Filter the records below and copy every line containing the word "panel".

[Dataset records on visual material]
▬▬▬

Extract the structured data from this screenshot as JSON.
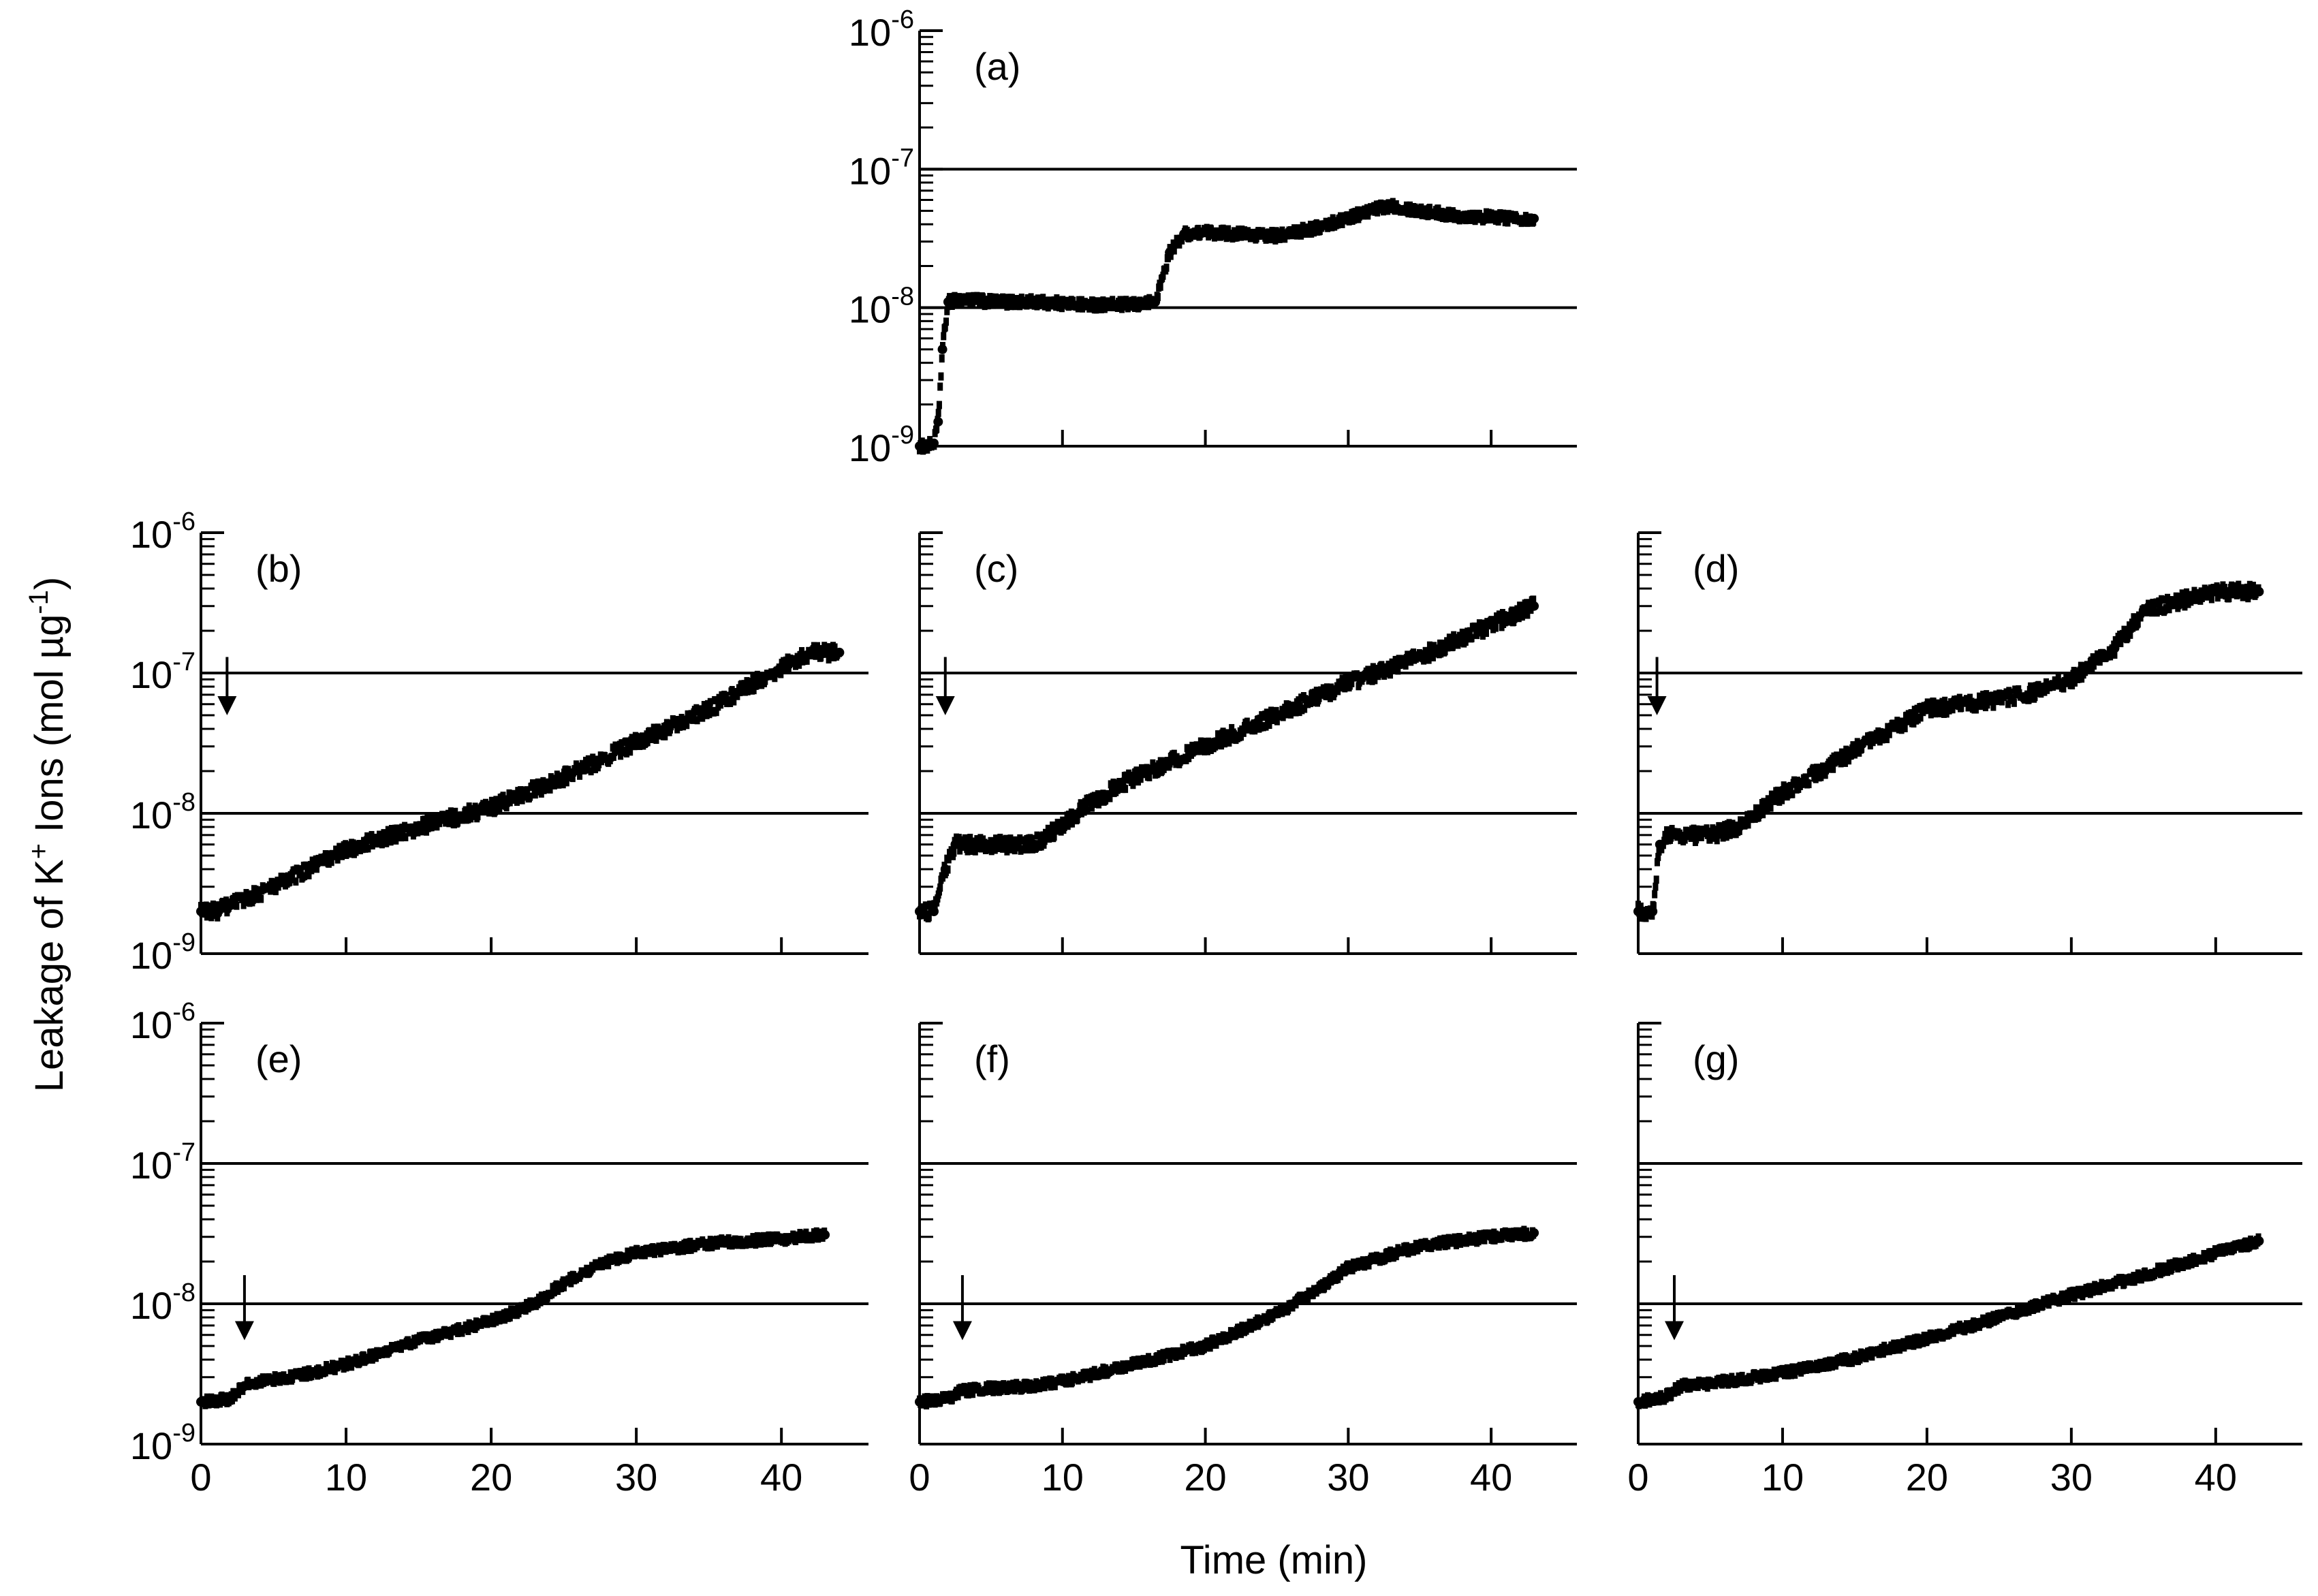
{
  "figure": {
    "xlabel": "Time (min)",
    "ylabel_parts": [
      "Leakage of K",
      "+",
      " Ions (mol µg",
      "-1",
      ")"
    ]
  },
  "y_ticks": [
    {
      "base": "10",
      "exp": "-6",
      "value": 1e-06
    },
    {
      "base": "10",
      "exp": "-7",
      "value": 1e-07
    },
    {
      "base": "10",
      "exp": "-8",
      "value": 1e-08
    },
    {
      "base": "10",
      "exp": "-9",
      "value": 1e-09
    }
  ],
  "x_ticks": [
    "0",
    "10",
    "20",
    "30",
    "40"
  ],
  "chart_data": [
    {
      "panel": "(a)",
      "type": "scatter",
      "title": "(a)",
      "xlim": [
        0,
        46
      ],
      "ylim": [
        1e-09,
        1e-06
      ],
      "yscale": "log",
      "gridlines_y": [
        1e-07,
        1e-08
      ],
      "arrow_x": null,
      "show_y_ticklabels": true,
      "show_x_ticklabels": false,
      "x": [
        0,
        0.5,
        1,
        1.3,
        1.6,
        2,
        3,
        5,
        8,
        12,
        15,
        16.5,
        17.5,
        18.5,
        20,
        25,
        28,
        30,
        33,
        35,
        38,
        40,
        43
      ],
      "y": [
        1e-09,
        1e-09,
        1.05e-09,
        1.5e-09,
        5e-09,
        1.1e-08,
        1.15e-08,
        1.1e-08,
        1.1e-08,
        1.05e-08,
        1.05e-08,
        1.1e-08,
        2.5e-08,
        3.4e-08,
        3.5e-08,
        3.3e-08,
        3.8e-08,
        4.5e-08,
        5.5e-08,
        5e-08,
        4.6e-08,
        4.5e-08,
        4.4e-08
      ]
    },
    {
      "panel": "(b)",
      "type": "scatter",
      "title": "(b)",
      "xlim": [
        0,
        46
      ],
      "ylim": [
        1e-09,
        1e-06
      ],
      "yscale": "log",
      "gridlines_y": [
        1e-07,
        1e-08
      ],
      "arrow_x": 1.8,
      "show_y_ticklabels": true,
      "show_x_ticklabels": false,
      "x": [
        0,
        1,
        2,
        5,
        10,
        15,
        20,
        25,
        30,
        35,
        40,
        42,
        44
      ],
      "y": [
        2e-09,
        2e-09,
        2.2e-09,
        3e-09,
        5.5e-09,
        8e-09,
        1.1e-08,
        1.8e-08,
        3.2e-08,
        5.5e-08,
        1.1e-07,
        1.4e-07,
        1.4e-07
      ]
    },
    {
      "panel": "(c)",
      "type": "scatter",
      "title": "(c)",
      "xlim": [
        0,
        46
      ],
      "ylim": [
        1e-09,
        1e-06
      ],
      "yscale": "log",
      "gridlines_y": [
        1e-07,
        1e-08
      ],
      "arrow_x": 1.8,
      "show_y_ticklabels": false,
      "show_x_ticklabels": false,
      "x": [
        0,
        1,
        1.8,
        2.5,
        5,
        8,
        9,
        12,
        15,
        20,
        25,
        30,
        35,
        40,
        43
      ],
      "y": [
        2e-09,
        2e-09,
        4e-09,
        6e-09,
        6e-09,
        6e-09,
        7e-09,
        1.2e-08,
        1.8e-08,
        3e-08,
        5e-08,
        8.5e-08,
        1.3e-07,
        2.2e-07,
        3e-07
      ]
    },
    {
      "panel": "(d)",
      "type": "scatter",
      "title": "(d)",
      "xlim": [
        0,
        46
      ],
      "ylim": [
        1e-09,
        1e-06
      ],
      "yscale": "log",
      "gridlines_y": [
        1e-07,
        1e-08
      ],
      "arrow_x": 1.3,
      "show_y_ticklabels": false,
      "show_x_ticklabels": false,
      "x": [
        0,
        1,
        1.5,
        2,
        5,
        7,
        10,
        15,
        20,
        25,
        28,
        30,
        33,
        35,
        40,
        43
      ],
      "y": [
        2e-09,
        2e-09,
        6e-09,
        7e-09,
        7e-09,
        8e-09,
        1.4e-08,
        2.8e-08,
        5.5e-08,
        6.5e-08,
        7.5e-08,
        9e-08,
        1.5e-07,
        2.8e-07,
        3.8e-07,
        3.8e-07
      ]
    },
    {
      "panel": "(e)",
      "type": "scatter",
      "title": "(e)",
      "xlim": [
        0,
        46
      ],
      "ylim": [
        1e-09,
        1e-06
      ],
      "yscale": "log",
      "gridlines_y": [
        1e-07,
        1e-08
      ],
      "arrow_x": 3,
      "show_y_ticklabels": true,
      "show_x_ticklabels": true,
      "x": [
        0,
        2,
        3,
        4,
        7,
        10,
        15,
        20,
        23,
        25,
        28,
        30,
        35,
        40,
        43
      ],
      "y": [
        2e-09,
        2.1e-09,
        2.6e-09,
        2.8e-09,
        3.1e-09,
        3.7e-09,
        5.5e-09,
        7.5e-09,
        1e-08,
        1.4e-08,
        2e-08,
        2.3e-08,
        2.7e-08,
        2.9e-08,
        3.1e-08
      ]
    },
    {
      "panel": "(f)",
      "type": "scatter",
      "title": "(f)",
      "xlim": [
        0,
        46
      ],
      "ylim": [
        1e-09,
        1e-06
      ],
      "yscale": "log",
      "gridlines_y": [
        1e-07,
        1e-08
      ],
      "arrow_x": 3,
      "show_y_ticklabels": false,
      "show_x_ticklabels": true,
      "x": [
        0,
        2,
        3,
        5,
        8,
        10,
        15,
        20,
        25,
        28,
        30,
        35,
        40,
        43
      ],
      "y": [
        2e-09,
        2.1e-09,
        2.4e-09,
        2.5e-09,
        2.6e-09,
        2.8e-09,
        3.7e-09,
        5e-09,
        8.5e-09,
        1.3e-08,
        1.8e-08,
        2.6e-08,
        3e-08,
        3.2e-08
      ]
    },
    {
      "panel": "(g)",
      "type": "scatter",
      "title": "(g)",
      "xlim": [
        0,
        46
      ],
      "ylim": [
        1e-09,
        1e-06
      ],
      "yscale": "log",
      "gridlines_y": [
        1e-07,
        1e-08
      ],
      "arrow_x": 2.5,
      "show_y_ticklabels": false,
      "show_x_ticklabels": true,
      "x": [
        0,
        2,
        3,
        5,
        10,
        15,
        20,
        25,
        30,
        35,
        40,
        43
      ],
      "y": [
        2e-09,
        2.2e-09,
        2.6e-09,
        2.7e-09,
        3.2e-09,
        4.1e-09,
        5.7e-09,
        8e-09,
        1.15e-08,
        1.6e-08,
        2.3e-08,
        2.8e-08
      ]
    }
  ]
}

▬▬▬

#### Problem solution
      "panel": "(a)",
      "panel": "(b)",
      "panel": "(c)",
      "panel": "(d)",
      "panel": "(e)",
      "panel": "(f)",
      "panel": "(g)",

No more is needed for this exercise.